- _Requirement_
Quote the listing in full, exactly as given, minus any pictures.

- _Data lines_
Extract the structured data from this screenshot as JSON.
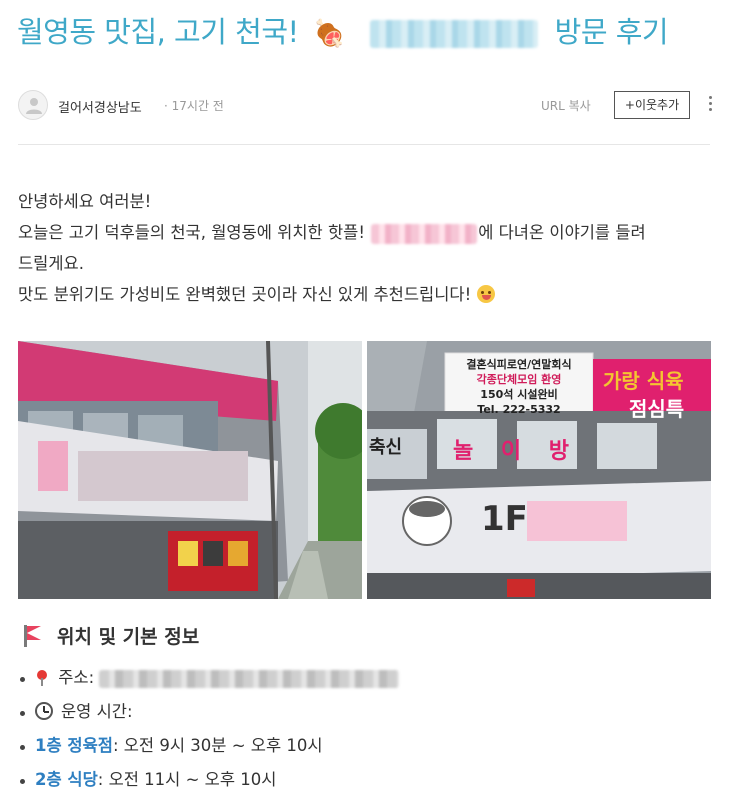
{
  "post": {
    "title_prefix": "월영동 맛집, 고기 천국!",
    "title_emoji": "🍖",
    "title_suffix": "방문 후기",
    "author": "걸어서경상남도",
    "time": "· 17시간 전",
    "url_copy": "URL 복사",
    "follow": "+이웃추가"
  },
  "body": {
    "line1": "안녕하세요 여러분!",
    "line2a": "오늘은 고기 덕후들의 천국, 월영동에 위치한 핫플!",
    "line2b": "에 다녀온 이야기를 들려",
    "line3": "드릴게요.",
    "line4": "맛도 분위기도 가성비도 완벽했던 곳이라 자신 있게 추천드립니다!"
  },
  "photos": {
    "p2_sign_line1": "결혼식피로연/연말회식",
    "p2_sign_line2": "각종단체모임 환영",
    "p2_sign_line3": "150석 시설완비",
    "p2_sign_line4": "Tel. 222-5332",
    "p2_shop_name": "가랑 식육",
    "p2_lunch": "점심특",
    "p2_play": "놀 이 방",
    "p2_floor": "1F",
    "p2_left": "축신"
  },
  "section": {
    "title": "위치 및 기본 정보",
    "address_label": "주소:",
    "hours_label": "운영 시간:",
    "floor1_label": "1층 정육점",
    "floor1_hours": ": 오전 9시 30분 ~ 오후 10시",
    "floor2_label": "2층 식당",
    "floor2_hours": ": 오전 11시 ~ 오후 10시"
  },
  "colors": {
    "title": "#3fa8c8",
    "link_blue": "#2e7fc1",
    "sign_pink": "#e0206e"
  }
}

- _Task output_
Extract the structured data from this screenshot as JSON.
{
  "post": {
    "title_prefix": "월영동 맛집, 고기 천국!",
    "title_emoji": "🍖",
    "title_suffix": "방문 후기",
    "author": "걸어서경상남도",
    "time": "· 17시간 전",
    "url_copy": "URL 복사",
    "follow": "+이웃추가"
  },
  "body": {
    "line1": "안녕하세요 여러분!",
    "line2a": "오늘은 고기 덕후들의 천국, 월영동에 위치한 핫플!",
    "line2b": "에 다녀온 이야기를 들려",
    "line3": "드릴게요.",
    "line4": "맛도 분위기도 가성비도 완벽했던 곳이라 자신 있게 추천드립니다!"
  },
  "photos": {
    "p2_sign_line1": "결혼식피로연/연말회식",
    "p2_sign_line2": "각종단체모임 환영",
    "p2_sign_line3": "150석 시설완비",
    "p2_sign_line4": "Tel. 222-5332",
    "p2_shop_name": "가랑 식육",
    "p2_lunch": "점심특",
    "p2_play": "놀 이 방",
    "p2_floor": "1F",
    "p2_left": "축신"
  },
  "section": {
    "title": "위치 및 기본 정보",
    "address_label": "주소:",
    "hours_label": "운영 시간:",
    "floor1_label": "1층 정육점",
    "floor1_hours": ": 오전 9시 30분 ~ 오후 10시",
    "floor2_label": "2층 식당",
    "floor2_hours": ": 오전 11시 ~ 오후 10시"
  },
  "colors": {
    "title": "#3fa8c8",
    "link_blue": "#2e7fc1",
    "sign_pink": "#e0206e"
  }
}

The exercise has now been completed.